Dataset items
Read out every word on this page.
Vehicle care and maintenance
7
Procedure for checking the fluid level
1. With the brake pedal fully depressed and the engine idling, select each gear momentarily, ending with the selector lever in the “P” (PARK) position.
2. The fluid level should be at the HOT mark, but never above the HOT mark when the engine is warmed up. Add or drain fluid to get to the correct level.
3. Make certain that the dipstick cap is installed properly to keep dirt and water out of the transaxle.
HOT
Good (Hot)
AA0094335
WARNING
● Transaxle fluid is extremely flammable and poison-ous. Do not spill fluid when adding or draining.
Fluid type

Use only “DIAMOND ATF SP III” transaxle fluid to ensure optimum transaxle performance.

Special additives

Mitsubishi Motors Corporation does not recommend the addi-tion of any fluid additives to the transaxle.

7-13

Aim of the task
The entries above should be repeated exactly, every one of them.

Correct answer
Read out every word on this page.
Vehicle care and maintenance
7
Procedure for checking the fluid level
1. With the brake pedal fully depressed and the engine idling, select each gear momentarily, ending with the selector lever in the “P” (PARK) position.
2. The fluid level should be at the HOT mark, but never above the HOT mark when the engine is warmed up. Add or drain fluid to get to the correct level.
3. Make certain that the dipstick cap is installed properly to keep dirt and water out of the transaxle.
HOT
Good (Hot)
AA0094335
WARNING
● Transaxle fluid is extremely flammable and poison-ous. Do not spill fluid when adding or draining.
Fluid type

Use only “DIAMOND ATF SP III” transaxle fluid to ensure optimum transaxle performance.

Special additives

Mitsubishi Motors Corporation does not recommend the addi-tion of any fluid additives to the transaxle.

7-13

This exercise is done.